Locate the line that contains "Give me the" in the entries below. Retype it and all following lines through the final one, character for character.

[Begin Extracted information]

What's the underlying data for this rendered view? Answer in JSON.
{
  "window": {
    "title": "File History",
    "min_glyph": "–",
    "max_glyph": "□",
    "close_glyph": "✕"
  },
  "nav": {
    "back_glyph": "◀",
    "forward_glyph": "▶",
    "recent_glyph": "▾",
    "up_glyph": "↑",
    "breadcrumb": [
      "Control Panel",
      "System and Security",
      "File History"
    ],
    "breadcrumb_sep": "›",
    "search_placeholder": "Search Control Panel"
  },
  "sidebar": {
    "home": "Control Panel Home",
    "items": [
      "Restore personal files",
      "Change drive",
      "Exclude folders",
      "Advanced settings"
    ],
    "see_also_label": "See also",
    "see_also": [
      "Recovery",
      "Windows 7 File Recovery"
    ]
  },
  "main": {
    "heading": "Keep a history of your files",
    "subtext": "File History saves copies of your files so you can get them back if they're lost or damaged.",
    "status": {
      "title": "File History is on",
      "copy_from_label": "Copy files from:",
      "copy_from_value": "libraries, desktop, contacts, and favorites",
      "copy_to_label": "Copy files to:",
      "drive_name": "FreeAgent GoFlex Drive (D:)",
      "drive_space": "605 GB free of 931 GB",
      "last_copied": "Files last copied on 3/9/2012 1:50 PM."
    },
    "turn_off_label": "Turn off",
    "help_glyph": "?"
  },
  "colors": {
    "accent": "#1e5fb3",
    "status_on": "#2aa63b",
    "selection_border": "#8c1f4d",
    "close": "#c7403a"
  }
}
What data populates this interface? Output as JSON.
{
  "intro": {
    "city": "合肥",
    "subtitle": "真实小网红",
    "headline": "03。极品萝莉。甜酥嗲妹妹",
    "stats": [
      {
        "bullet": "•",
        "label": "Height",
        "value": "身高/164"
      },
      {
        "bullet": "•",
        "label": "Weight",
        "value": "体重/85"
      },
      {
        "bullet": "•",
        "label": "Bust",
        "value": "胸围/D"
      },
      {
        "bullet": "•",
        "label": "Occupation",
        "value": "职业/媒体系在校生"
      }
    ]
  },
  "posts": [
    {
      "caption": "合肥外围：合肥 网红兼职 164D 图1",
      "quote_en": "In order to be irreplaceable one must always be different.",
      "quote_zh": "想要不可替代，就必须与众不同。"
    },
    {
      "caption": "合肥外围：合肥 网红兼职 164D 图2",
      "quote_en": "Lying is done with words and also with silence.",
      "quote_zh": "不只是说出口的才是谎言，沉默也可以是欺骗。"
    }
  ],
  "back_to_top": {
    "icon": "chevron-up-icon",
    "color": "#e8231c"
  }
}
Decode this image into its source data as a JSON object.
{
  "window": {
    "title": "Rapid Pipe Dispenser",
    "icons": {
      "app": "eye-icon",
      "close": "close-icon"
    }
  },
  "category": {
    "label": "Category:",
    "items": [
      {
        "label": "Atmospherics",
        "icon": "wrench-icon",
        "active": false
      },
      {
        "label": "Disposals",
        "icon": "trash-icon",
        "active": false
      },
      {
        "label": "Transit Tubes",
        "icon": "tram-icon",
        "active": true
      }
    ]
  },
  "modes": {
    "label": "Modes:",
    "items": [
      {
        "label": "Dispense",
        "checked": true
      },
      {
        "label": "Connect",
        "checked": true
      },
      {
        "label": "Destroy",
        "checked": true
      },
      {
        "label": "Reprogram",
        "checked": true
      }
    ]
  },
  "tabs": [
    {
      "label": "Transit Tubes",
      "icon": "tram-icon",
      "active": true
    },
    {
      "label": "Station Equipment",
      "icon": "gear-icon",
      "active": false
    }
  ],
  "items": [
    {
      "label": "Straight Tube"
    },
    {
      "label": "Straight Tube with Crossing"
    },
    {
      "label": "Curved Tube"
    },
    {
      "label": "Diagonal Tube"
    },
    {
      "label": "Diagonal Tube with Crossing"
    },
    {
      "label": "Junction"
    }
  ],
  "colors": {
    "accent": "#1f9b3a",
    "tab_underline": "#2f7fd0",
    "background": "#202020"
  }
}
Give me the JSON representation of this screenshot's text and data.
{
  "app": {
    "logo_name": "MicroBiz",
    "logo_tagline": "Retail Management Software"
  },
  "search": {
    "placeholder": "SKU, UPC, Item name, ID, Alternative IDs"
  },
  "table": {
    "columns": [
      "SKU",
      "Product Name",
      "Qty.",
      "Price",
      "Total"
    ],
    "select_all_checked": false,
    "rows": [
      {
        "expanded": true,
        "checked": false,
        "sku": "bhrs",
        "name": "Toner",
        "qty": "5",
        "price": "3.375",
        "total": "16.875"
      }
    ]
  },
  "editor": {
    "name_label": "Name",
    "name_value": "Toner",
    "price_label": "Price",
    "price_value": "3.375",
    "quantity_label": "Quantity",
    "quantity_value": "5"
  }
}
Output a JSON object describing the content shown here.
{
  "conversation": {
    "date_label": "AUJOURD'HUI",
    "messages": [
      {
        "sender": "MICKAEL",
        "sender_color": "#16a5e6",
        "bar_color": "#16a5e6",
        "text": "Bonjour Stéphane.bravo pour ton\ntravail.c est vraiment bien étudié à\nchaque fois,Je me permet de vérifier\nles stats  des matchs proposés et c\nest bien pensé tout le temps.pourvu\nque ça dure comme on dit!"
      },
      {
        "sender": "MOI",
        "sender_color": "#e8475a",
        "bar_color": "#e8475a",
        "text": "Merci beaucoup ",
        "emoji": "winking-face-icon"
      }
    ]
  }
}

[End Extracted information]

▶ **Right answer**:
Give me the JSON representation of this screenshot's text and data.
{
  "app": {
    "logo_name": "MicroBiz",
    "logo_tagline": "Retail Management Software"
  },
  "search": {
    "placeholder": "SKU, UPC, Item name, ID, Alternative IDs"
  },
  "table": {
    "columns": [
      "SKU",
      "Product Name",
      "Qty.",
      "Price",
      "Total"
    ],
    "select_all_checked": false,
    "rows": [
      {
        "expanded": true,
        "checked": false,
        "sku": "bhrs",
        "name": "Toner",
        "qty": "5",
        "price": "3.375",
        "total": "16.875"
      }
    ]
  },
  "editor": {
    "name_label": "Name",
    "name_value": "Toner",
    "price_label": "Price",
    "price_value": "3.375",
    "quantity_label": "Quantity",
    "quantity_value": "5"
  }
}
Output a JSON object describing the content shown here.
{
  "conversation": {
    "date_label": "AUJOURD'HUI",
    "messages": [
      {
        "sender": "MICKAEL",
        "sender_color": "#16a5e6",
        "bar_color": "#16a5e6",
        "text": "Bonjour Stéphane.bravo pour ton\ntravail.c est vraiment bien étudié à\nchaque fois,Je me permet de vérifier\nles stats  des matchs proposés et c\nest bien pensé tout le temps.pourvu\nque ça dure comme on dit!"
      },
      {
        "sender": "MOI",
        "sender_color": "#e8475a",
        "bar_color": "#e8475a",
        "text": "Merci beaucoup ",
        "emoji": "winking-face-icon"
      }
    ]
  }
}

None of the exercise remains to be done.